Request: Write out the whole listing again, exactly.

··········

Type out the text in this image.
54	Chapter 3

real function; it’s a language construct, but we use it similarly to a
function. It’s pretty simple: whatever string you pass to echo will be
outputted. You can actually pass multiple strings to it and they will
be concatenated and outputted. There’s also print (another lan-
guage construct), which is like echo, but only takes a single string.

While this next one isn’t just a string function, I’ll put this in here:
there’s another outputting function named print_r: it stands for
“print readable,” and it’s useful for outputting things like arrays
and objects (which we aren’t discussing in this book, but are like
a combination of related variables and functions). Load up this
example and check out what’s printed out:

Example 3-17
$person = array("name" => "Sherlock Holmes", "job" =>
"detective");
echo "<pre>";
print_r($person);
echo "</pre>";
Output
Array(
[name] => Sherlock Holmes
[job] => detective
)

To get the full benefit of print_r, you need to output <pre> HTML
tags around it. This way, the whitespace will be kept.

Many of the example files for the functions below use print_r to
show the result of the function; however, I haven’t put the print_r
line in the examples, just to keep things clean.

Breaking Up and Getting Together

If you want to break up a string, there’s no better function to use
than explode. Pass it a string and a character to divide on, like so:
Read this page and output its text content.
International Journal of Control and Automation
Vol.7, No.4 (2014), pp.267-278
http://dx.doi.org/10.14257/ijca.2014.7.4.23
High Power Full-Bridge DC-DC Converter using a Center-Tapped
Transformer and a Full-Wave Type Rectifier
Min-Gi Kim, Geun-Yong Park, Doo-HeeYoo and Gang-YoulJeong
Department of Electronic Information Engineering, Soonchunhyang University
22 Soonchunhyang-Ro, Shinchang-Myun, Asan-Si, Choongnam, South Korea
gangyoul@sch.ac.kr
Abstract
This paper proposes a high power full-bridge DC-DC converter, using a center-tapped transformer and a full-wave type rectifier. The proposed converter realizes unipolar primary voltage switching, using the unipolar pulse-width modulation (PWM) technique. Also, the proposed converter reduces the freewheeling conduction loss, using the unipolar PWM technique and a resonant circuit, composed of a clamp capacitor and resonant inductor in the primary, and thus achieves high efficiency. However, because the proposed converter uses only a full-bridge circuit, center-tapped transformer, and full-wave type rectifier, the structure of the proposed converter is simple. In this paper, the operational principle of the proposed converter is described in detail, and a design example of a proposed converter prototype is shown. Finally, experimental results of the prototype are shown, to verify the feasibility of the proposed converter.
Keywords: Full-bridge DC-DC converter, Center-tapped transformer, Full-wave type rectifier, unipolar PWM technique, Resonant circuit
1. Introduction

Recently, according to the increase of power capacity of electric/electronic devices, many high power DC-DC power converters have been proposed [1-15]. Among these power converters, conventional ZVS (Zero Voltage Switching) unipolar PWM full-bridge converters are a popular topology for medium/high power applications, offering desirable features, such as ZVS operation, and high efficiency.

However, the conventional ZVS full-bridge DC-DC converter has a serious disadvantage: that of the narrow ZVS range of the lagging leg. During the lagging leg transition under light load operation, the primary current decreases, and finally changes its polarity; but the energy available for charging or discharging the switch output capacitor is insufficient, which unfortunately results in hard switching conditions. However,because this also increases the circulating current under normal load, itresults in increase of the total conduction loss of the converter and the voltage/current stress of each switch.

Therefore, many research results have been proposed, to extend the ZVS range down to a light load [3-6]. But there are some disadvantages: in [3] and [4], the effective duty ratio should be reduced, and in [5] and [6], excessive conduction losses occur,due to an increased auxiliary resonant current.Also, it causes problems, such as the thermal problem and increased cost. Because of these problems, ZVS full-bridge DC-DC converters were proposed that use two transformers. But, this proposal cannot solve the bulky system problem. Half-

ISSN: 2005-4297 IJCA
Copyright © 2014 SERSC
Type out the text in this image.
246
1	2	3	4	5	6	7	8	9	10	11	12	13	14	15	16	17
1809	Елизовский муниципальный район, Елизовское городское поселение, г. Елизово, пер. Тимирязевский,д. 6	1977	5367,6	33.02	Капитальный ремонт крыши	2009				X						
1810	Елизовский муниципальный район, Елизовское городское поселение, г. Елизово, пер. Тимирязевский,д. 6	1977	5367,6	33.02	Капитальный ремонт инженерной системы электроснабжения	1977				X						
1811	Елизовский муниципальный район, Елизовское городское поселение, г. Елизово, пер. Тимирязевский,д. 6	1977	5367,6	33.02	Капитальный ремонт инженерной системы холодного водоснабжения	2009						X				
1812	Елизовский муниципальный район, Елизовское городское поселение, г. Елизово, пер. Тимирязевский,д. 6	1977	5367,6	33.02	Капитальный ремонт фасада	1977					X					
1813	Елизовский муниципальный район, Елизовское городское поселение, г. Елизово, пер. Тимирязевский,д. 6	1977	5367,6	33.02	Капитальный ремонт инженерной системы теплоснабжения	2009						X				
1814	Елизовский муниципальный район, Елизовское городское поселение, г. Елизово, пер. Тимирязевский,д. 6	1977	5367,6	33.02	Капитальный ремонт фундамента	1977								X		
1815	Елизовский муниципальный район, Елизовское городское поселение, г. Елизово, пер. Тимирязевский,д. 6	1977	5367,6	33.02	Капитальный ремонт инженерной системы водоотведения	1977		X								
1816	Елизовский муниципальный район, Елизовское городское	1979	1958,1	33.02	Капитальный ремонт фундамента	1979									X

··········

Task answer:
Type out the text in this image.
54	Chapter 3

real function; it’s a language construct, but we use it similarly to a
function. It’s pretty simple: whatever string you pass to echo will be
outputted. You can actually pass multiple strings to it and they will
be concatenated and outputted. There’s also print (another lan-
guage construct), which is like echo, but only takes a single string.

While this next one isn’t just a string function, I’ll put this in here:
there’s another outputting function named print_r: it stands for
“print readable,” and it’s useful for outputting things like arrays
and objects (which we aren’t discussing in this book, but are like
a combination of related variables and functions). Load up this
example and check out what’s printed out:

Example 3-17
$person = array("name" => "Sherlock Holmes", "job" =>
"detective");
echo "<pre>";
print_r($person);
echo "</pre>";
Output
Array(
[name] => Sherlock Holmes
[job] => detective
)

To get the full benefit of print_r, you need to output <pre> HTML
tags around it. This way, the whitespace will be kept.

Many of the example files for the functions below use print_r to
show the result of the function; however, I haven’t put the print_r
line in the examples, just to keep things clean.

Breaking Up and Getting Together

If you want to break up a string, there’s no better function to use
than explode. Pass it a string and a character to divide on, like so:
Read this page and output its text content.
International Journal of Control and Automation
Vol.7, No.4 (2014), pp.267-278
http://dx.doi.org/10.14257/ijca.2014.7.4.23
High Power Full-Bridge DC-DC Converter using a Center-Tapped
Transformer and a Full-Wave Type Rectifier
Min-Gi Kim, Geun-Yong Park, Doo-HeeYoo and Gang-YoulJeong
Department of Electronic Information Engineering, Soonchunhyang University
22 Soonchunhyang-Ro, Shinchang-Myun, Asan-Si, Choongnam, South Korea
gangyoul@sch.ac.kr
Abstract
This paper proposes a high power full-bridge DC-DC converter, using a center-tapped transformer and a full-wave type rectifier. The proposed converter realizes unipolar primary voltage switching, using the unipolar pulse-width modulation (PWM) technique. Also, the proposed converter reduces the freewheeling conduction loss, using the unipolar PWM technique and a resonant circuit, composed of a clamp capacitor and resonant inductor in the primary, and thus achieves high efficiency. However, because the proposed converter uses only a full-bridge circuit, center-tapped transformer, and full-wave type rectifier, the structure of the proposed converter is simple. In this paper, the operational principle of the proposed converter is described in detail, and a design example of a proposed converter prototype is shown. Finally, experimental results of the prototype are shown, to verify the feasibility of the proposed converter.
Keywords: Full-bridge DC-DC converter, Center-tapped transformer, Full-wave type rectifier, unipolar PWM technique, Resonant circuit
1. Introduction

Recently, according to the increase of power capacity of electric/electronic devices, many high power DC-DC power converters have been proposed [1-15]. Among these power converters, conventional ZVS (Zero Voltage Switching) unipolar PWM full-bridge converters are a popular topology for medium/high power applications, offering desirable features, such as ZVS operation, and high efficiency.

However, the conventional ZVS full-bridge DC-DC converter has a serious disadvantage: that of the narrow ZVS range of the lagging leg. During the lagging leg transition under light load operation, the primary current decreases, and finally changes its polarity; but the energy available for charging or discharging the switch output capacitor is insufficient, which unfortunately results in hard switching conditions. However,because this also increases the circulating current under normal load, itresults in increase of the total conduction loss of the converter and the voltage/current stress of each switch.

Therefore, many research results have been proposed, to extend the ZVS range down to a light load [3-6]. But there are some disadvantages: in [3] and [4], the effective duty ratio should be reduced, and in [5] and [6], excessive conduction losses occur,due to an increased auxiliary resonant current.Also, it causes problems, such as the thermal problem and increased cost. Because of these problems, ZVS full-bridge DC-DC converters were proposed that use two transformers. But, this proposal cannot solve the bulky system problem. Half-

ISSN: 2005-4297 IJCA
Copyright © 2014 SERSC
Type out the text in this image.
246
1	2	3	4	5	6	7	8	9	10	11	12	13	14	15	16	17
1809	Елизовский муниципальный район, Елизовское городское поселение, г. Елизово, пер. Тимирязевский,д. 6	1977	5367,6	33.02	Капитальный ремонт крыши	2009				X						
1810	Елизовский муниципальный район, Елизовское городское поселение, г. Елизово, пер. Тимирязевский,д. 6	1977	5367,6	33.02	Капитальный ремонт инженерной системы электроснабжения	1977				X						
1811	Елизовский муниципальный район, Елизовское городское поселение, г. Елизово, пер. Тимирязевский,д. 6	1977	5367,6	33.02	Капитальный ремонт инженерной системы холодного водоснабжения	2009						X				
1812	Елизовский муниципальный район, Елизовское городское поселение, г. Елизово, пер. Тимирязевский,д. 6	1977	5367,6	33.02	Капитальный ремонт фасада	1977					X					
1813	Елизовский муниципальный район, Елизовское городское поселение, г. Елизово, пер. Тимирязевский,д. 6	1977	5367,6	33.02	Капитальный ремонт инженерной системы теплоснабжения	2009						X				
1814	Елизовский муниципальный район, Елизовское городское поселение, г. Елизово, пер. Тимирязевский,д. 6	1977	5367,6	33.02	Капитальный ремонт фундамента	1977								X		
1815	Елизовский муниципальный район, Елизовское городское поселение, г. Елизово, пер. Тимирязевский,д. 6	1977	5367,6	33.02	Капитальный ремонт инженерной системы водоотведения	1977		X								
1816	Елизовский муниципальный район, Елизовское городское	1979	1958,1	33.02	Капитальный ремонт фундамента	1979									X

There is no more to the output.